--- Problem ---
Find every line with the word "Import" and give their count, nothing else.

-.-.-

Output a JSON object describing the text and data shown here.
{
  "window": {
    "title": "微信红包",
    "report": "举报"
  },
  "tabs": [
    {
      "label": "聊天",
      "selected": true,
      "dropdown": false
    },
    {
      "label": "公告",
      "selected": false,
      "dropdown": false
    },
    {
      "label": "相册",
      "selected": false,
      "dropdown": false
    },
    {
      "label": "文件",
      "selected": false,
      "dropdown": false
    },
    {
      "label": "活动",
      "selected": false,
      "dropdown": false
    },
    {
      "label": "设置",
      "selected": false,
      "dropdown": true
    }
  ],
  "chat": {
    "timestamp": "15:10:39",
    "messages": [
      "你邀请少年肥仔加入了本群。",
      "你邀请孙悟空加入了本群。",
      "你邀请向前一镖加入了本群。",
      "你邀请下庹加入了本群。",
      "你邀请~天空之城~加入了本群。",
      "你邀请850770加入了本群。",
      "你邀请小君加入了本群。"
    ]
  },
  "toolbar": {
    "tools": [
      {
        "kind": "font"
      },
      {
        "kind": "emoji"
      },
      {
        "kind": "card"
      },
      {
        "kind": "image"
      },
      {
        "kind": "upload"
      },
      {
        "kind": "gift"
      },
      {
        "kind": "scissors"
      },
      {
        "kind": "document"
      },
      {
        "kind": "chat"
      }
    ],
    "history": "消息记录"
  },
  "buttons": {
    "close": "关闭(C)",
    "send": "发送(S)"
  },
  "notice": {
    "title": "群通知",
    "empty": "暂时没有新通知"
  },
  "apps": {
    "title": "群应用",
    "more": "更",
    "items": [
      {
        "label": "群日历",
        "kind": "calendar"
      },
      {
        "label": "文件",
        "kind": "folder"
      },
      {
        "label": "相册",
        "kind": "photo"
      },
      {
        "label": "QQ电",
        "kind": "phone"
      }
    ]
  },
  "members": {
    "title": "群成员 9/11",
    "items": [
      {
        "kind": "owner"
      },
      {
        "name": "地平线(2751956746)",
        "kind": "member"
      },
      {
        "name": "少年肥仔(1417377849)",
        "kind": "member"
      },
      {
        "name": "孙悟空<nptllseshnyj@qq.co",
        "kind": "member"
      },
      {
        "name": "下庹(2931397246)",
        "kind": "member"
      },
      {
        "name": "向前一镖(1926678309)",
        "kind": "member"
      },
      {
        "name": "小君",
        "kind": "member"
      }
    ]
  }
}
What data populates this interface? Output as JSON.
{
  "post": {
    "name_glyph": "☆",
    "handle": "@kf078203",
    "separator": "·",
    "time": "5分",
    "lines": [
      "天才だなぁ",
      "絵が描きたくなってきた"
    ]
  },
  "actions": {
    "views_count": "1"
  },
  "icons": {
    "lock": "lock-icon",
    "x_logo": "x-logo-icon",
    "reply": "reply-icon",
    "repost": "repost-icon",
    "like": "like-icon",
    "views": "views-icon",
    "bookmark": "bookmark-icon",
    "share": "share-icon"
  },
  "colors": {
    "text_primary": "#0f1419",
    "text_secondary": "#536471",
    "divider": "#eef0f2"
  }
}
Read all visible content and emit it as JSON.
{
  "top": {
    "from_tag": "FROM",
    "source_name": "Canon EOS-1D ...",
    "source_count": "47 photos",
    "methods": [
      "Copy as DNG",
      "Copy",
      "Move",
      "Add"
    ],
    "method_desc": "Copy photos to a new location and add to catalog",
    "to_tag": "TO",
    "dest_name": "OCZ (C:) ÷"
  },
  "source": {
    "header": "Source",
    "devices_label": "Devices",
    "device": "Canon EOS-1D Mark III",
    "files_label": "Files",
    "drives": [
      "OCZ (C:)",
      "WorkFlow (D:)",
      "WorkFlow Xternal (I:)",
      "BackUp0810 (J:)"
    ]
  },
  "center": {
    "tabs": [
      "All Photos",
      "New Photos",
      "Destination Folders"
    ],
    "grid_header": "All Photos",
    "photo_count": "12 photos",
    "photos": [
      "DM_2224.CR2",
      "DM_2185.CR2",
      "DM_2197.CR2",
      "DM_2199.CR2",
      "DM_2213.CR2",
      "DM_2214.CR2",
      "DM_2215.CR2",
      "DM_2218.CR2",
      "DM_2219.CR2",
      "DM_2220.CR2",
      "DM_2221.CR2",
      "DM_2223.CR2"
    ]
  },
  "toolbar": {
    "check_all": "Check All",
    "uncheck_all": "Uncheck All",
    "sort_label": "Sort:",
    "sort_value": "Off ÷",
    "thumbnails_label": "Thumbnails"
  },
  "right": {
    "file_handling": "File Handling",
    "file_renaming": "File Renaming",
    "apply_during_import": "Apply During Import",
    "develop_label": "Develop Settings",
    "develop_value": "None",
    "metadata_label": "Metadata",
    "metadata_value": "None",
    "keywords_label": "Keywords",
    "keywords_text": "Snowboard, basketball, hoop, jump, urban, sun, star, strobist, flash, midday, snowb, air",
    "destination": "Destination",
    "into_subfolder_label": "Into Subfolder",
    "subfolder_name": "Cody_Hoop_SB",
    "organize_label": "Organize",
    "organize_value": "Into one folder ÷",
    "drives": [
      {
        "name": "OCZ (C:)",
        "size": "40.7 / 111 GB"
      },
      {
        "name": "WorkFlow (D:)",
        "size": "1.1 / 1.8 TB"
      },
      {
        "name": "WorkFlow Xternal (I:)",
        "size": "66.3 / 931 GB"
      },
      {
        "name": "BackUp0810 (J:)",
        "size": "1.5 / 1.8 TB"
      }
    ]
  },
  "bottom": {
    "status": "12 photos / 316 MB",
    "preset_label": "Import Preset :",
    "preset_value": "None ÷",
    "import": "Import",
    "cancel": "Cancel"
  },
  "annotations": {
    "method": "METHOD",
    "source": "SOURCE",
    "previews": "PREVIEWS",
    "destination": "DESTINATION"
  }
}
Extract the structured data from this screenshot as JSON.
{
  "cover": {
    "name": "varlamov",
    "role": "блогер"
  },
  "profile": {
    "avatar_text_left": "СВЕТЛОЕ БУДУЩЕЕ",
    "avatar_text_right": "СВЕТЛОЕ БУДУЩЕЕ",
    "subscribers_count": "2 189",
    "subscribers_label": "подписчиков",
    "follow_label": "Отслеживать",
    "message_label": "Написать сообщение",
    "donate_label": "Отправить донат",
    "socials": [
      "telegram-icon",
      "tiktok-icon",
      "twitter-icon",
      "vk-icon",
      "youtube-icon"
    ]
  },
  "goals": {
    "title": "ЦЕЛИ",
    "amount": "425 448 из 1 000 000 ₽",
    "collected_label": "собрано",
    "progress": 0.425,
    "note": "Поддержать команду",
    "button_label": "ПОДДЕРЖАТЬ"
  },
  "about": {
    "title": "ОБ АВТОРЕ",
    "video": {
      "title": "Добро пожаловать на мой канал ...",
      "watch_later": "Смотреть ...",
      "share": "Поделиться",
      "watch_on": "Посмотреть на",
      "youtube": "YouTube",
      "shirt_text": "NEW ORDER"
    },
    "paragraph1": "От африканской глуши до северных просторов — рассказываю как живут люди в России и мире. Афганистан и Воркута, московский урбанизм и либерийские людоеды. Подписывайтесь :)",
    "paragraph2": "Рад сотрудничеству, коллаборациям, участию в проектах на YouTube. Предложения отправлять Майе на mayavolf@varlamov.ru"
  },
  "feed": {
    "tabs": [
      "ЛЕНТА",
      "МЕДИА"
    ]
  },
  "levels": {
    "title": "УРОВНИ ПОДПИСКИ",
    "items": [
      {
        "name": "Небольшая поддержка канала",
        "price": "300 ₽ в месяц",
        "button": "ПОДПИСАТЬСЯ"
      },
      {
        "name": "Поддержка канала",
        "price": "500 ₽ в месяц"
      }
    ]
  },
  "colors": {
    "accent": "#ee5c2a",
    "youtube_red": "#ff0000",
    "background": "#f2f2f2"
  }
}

-.-.-

--- Result of this task ---
3